• _Do this_: State how many lines include "magnetu", giving the number by itself.
• • • •
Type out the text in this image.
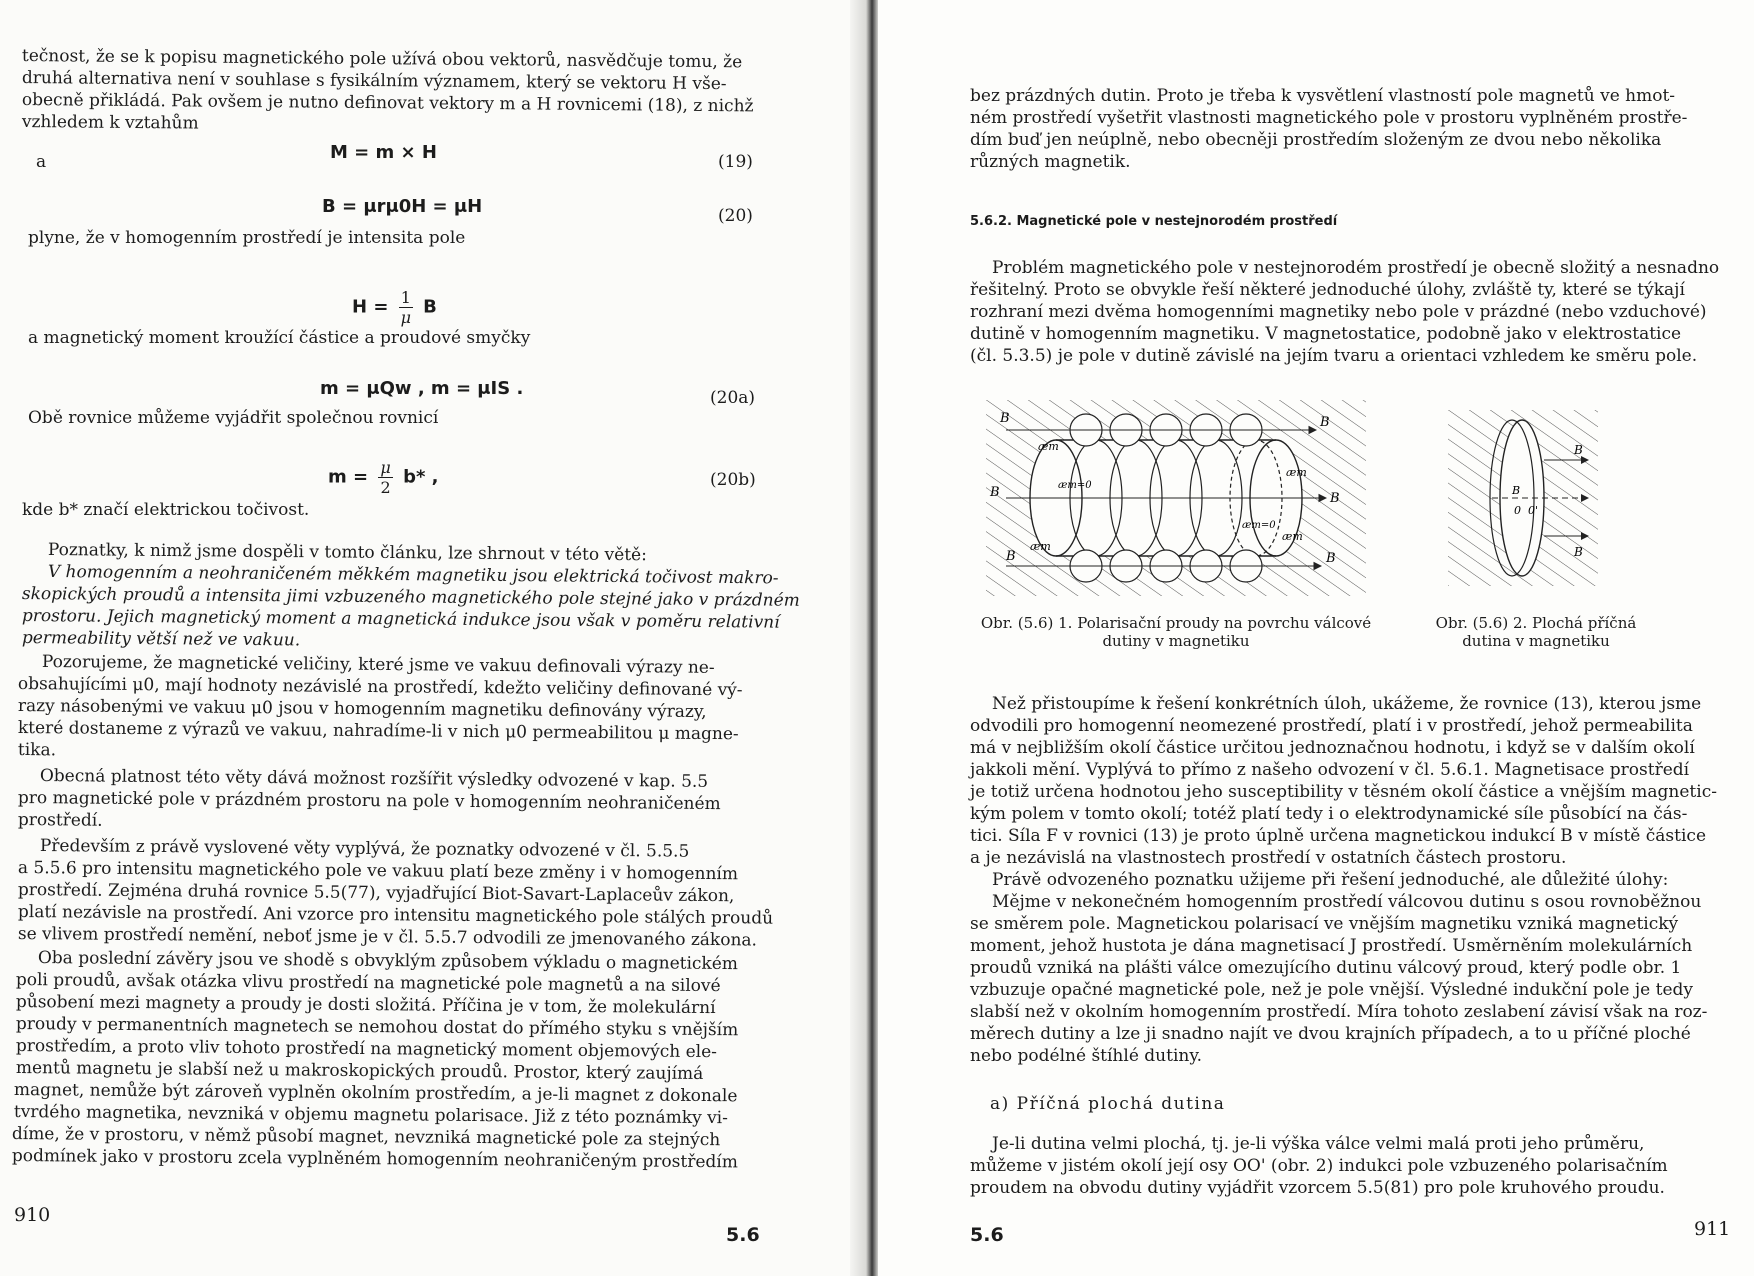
tečnost, že se k popisu magnetického pole užívá obou vektorů, nasvědčuje tomu, že
druhá alternativa není v souhlase s fysikálním významem, který se vektoru H vše-
obecně přikládá. Pak ovšem je nutno definovat vektory m a H rovnicemi (18), z nichž
vzhledem k vztahům
a	M = m × H	(19)
B = μrμ0H = μH	(20)
plyne, že v homogenním prostředí je intensita pole
$H = \frac{1}{\mu}$ B
a magnetický moment kroužící částice a proudové smyčky
m = μQw , m = μIS .	(20a)
Obě rovnice můžeme vyjádřit společnou rovnicí
$m = \frac{\mu}{2} b*$ ,	(20b)
kde b* značí elektrickou točivost.
Poznatky, k nimž jsme dospěli v tomto článku, lze shrnout v této větě:
V homogenním a neohraničeném měkkém magnetiku jsou elektrická točivost makro-
skopických proudů a intensita jimi vzbuzeného magnetického pole stejné jako v prázdném
prostoru. Jejich magnetický moment a magnetická indukce jsou však v poměru relativní
permeability větší než ve vakuu.
Pozorujeme, že magnetické veličiny, které jsme ve vakuu definovali výrazy ne-
obsahujícími μ0, mají hodnoty nezávislé na prostředí, kdežto veličiny definované vý-
razy násobenými ve vakuu μ0 jsou v homogenním magnetiku definovány výrazy,
které dostaneme z výrazů ve vakuu, nahradíme-li v nich μ0 permeabilitou μ magne-
tika.
Obecná platnost této věty dává možnost rozšířit výsledky odvozené v kap. 5.5
pro magnetické pole v prázdném prostoru na pole v homogenním neohraničeném
prostředí.
Především z právě vyslovené věty vyplývá, že poznatky odvozené v čl. 5.5.5
a 5.5.6 pro intensitu magnetického pole ve vakuu platí beze změny i v homogenním
prostředí. Zejména druhá rovnice 5.5(77), vyjadřující Biot-Savart-Laplaceův zákon,
platí nezávisle na prostředí. Ani vzorce pro intensitu magnetického pole stálých proudů
se vlivem prostředí nemění, neboť jsme je v čl. 5.5.7 odvodili ze jmenovaného zákona.
Oba poslední závěry jsou ve shodě s obvyklým způsobem výkladu o magnetickém
poli proudů, avšak otázka vlivu prostředí na magnetické pole magnetů a na silové
působení mezi magnety a proudy je dosti složitá. Příčina je v tom, že molekulární
proudy v permanentních magnetech se nemohou dostat do přímého styku s vnějším
prostředím, a proto vliv tohoto prostředí na magnetický moment objemových ele-
mentů magnetu je slabší než u makroskopických proudů. Prostor, který zaujímá
magnet, nemůže být zároveň vyplněn okolním prostředím, a je-li magnet z dokonale
tvrdého magnetika, nevzniká v objemu magnetu polarisace. Již z této poznámky vi-
díme, že v prostoru, v němž působí magnet, nevzniká magnetické pole za stejných
podmínek jako v prostoru zcela vyplněném homogenním neohraničeným prostředím
910
5.6
bez prázdných dutin. Proto je třeba k vysvětlení vlastností pole magnetů ve hmot-
ném prostředí vyšetřit vlastnosti magnetického pole v prostoru vyplněném prostře-
dím buď jen neúplně, nebo obecněji prostředím složeným ze dvou nebo několika
různých magnetik.
5.6.2. Magnetické pole v nestejnorodém prostředí
Problém magnetického pole v nestejnorodém prostředí je obecně složitý a nesnadno
řešitelný. Proto se obvykle řeší některé jednoduché úlohy, zvláště ty, které se týkají
rozhraní mezi dvěma homogenními magnetiky nebo pole v prázdné (nebo vzduchové)
dutině v homogenním magnetiku. V magnetostatice, podobně jako v elektrostatice
(čl. 5.3.5) je pole v dutině závislé na jejím tvaru a orientaci vzhledem ke směru pole.
B	B
B	B
B	B
æm
æm
æm
æm
æm=0
æm=0
Obr. (5.6) 1. Polarisační proudy na povrchu válcové
dutiny v magnetiku
B
B
B
0 0'
Obr. (5.6) 2. Plochá příčná
dutina v magnetiku
Než přistoupíme k řešení konkrétních úloh, ukážeme, že rovnice (13), kterou jsme
odvodili pro homogenní neomezené prostředí, platí i v prostředí, jehož permeabilita
má v nejbližším okolí částice určitou jednoznačnou hodnotu, i když se v dalším okolí
jakkoli mění. Vyplývá to přímo z našeho odvození v čl. 5.6.1. Magnetisace prostředí
je totiž určena hodnotou jeho susceptibility v těsném okolí částice a vnějším magnetic-
kým polem v tomto okolí; totéž platí tedy i o elektrodynamické síle působící na čás-
tici. Síla F v rovnici (13) je proto úplně určena magnetickou indukcí B v místě částice
a je nezávislá na vlastnostech prostředí v ostatních částech prostoru.
Právě odvozeného poznatku užijeme při řešení jednoduché, ale důležité úlohy:
Mějme v nekonečném homogenním prostředí válcovou dutinu s osou rovnoběžnou
se směrem pole. Magnetickou polarisací ve vnějším magnetiku vzniká magnetický
moment, jehož hustota je dána magnetisací J prostředí. Usměrněním molekulárních
proudů vzniká na plášti válce omezujícího dutinu válcový proud, který podle obr. 1
vzbuzuje opačné magnetické pole, než je pole vnější. Výsledné indukční pole je tedy
slabší než v okolním homogenním prostředí. Míra tohoto zeslabení závisí však na roz-
měrech dutiny a lze ji snadno najít ve dvou krajních případech, a to u příčné ploché
nebo podélné štíhlé dutiny.
a) Příčná plochá dutina
Je-li dutina velmi plochá, tj. je-li výška válce velmi malá proti jeho průměru,
můžeme v jistém okolí její osy OO' (obr. 2) indukci pole vzbuzeného polarisačním
proudem na obvodu dutiny vyjádřit vzorcem 5.5(81) pro pole kruhového proudu.
5.6	911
• • • •
• _Task output_: 2